▸ OBJECTIVE
Find how many lines in the material hold the word "Presiden", then state that number and nothing more.

▸ LISTED RECORDS
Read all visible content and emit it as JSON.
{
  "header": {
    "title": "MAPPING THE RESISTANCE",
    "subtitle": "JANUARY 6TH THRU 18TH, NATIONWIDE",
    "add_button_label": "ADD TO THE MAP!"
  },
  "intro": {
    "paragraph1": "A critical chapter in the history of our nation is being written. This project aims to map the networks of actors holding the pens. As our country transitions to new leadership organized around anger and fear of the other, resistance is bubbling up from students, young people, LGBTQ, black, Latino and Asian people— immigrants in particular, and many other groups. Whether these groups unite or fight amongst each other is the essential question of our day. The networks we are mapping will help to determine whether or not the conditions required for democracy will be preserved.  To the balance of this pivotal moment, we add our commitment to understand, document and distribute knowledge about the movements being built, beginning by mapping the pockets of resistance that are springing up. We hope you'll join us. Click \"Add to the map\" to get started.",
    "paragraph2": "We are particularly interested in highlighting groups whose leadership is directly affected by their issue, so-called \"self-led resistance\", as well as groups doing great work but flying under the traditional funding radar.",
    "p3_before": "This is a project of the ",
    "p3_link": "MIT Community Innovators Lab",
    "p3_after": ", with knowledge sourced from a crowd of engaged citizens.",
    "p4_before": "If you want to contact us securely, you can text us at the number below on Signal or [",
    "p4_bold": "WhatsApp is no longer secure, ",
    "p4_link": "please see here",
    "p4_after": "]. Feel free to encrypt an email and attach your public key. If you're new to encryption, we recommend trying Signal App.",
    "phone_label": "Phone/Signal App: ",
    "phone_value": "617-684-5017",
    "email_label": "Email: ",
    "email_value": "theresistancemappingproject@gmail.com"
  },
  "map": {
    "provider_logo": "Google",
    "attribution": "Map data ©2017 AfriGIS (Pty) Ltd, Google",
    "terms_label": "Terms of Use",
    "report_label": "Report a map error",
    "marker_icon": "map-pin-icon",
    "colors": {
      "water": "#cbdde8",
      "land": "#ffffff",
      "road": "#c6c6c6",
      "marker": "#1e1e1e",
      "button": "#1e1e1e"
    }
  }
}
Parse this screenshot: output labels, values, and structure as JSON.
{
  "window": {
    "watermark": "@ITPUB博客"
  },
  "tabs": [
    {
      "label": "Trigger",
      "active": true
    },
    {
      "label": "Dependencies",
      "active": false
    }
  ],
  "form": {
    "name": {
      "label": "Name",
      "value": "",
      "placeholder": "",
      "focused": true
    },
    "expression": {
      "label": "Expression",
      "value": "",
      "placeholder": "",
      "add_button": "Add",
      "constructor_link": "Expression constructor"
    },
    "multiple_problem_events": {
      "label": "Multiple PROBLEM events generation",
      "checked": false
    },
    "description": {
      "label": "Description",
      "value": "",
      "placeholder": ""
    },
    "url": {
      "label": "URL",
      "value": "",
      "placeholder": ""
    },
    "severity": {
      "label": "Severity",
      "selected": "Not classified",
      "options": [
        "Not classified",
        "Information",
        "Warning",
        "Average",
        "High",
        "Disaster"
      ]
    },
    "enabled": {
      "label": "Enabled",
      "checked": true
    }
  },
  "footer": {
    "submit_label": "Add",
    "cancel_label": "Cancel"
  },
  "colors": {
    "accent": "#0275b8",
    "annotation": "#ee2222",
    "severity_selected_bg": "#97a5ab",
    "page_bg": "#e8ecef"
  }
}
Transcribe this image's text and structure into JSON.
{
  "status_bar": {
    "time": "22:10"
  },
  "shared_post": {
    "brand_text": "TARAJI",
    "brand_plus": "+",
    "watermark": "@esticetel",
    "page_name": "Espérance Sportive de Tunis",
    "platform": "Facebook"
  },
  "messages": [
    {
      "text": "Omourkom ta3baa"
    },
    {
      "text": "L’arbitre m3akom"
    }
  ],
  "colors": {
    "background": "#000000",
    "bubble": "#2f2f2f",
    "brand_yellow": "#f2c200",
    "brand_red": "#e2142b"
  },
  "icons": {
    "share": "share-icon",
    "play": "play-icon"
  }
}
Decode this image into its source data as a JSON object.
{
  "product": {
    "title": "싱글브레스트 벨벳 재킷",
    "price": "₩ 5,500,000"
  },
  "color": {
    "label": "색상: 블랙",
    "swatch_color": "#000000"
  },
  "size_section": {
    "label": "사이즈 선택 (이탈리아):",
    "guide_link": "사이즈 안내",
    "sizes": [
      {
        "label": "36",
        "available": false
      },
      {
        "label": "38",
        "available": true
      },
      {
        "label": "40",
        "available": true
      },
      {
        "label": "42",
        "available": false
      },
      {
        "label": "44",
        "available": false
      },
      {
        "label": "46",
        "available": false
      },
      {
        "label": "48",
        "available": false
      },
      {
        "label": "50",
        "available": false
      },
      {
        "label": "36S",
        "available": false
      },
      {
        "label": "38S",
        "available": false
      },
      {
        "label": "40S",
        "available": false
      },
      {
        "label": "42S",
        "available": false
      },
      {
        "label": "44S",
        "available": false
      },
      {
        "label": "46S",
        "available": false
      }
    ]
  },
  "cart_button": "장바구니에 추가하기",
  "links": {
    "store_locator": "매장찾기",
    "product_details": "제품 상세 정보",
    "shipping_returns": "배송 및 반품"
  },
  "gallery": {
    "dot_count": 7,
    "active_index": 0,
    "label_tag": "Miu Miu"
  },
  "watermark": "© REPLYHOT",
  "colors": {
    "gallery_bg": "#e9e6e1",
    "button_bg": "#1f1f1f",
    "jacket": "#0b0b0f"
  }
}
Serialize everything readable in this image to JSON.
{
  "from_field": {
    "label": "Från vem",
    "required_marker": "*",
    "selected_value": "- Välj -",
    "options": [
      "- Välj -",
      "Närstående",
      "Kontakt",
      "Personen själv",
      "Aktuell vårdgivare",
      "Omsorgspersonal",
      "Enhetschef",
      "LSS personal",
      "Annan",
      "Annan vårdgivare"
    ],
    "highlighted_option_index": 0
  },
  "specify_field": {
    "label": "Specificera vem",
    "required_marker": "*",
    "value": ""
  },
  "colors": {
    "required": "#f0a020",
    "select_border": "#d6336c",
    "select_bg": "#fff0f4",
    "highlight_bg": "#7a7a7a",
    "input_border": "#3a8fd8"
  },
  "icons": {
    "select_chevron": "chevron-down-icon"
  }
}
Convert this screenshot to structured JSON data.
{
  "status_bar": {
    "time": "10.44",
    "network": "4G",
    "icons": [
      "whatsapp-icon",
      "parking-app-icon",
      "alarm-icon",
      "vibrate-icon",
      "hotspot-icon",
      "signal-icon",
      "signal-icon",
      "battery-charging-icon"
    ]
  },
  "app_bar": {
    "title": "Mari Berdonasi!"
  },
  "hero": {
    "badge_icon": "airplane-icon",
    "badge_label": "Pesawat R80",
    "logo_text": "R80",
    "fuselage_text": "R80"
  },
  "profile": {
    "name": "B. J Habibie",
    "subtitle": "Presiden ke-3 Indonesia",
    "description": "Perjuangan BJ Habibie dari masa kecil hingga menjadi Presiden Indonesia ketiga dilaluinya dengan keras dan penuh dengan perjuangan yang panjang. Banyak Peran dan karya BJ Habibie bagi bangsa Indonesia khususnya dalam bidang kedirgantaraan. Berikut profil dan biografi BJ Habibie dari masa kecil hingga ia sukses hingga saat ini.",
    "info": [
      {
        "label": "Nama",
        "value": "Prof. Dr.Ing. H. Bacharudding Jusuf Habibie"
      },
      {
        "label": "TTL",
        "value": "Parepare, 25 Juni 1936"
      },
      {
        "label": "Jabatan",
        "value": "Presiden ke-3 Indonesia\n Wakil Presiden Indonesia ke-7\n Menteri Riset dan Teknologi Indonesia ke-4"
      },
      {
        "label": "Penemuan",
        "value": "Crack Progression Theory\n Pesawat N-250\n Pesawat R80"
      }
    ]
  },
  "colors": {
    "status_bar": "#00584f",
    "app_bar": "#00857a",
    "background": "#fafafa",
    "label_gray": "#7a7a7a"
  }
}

▸ WRITTEN RESPONSE
3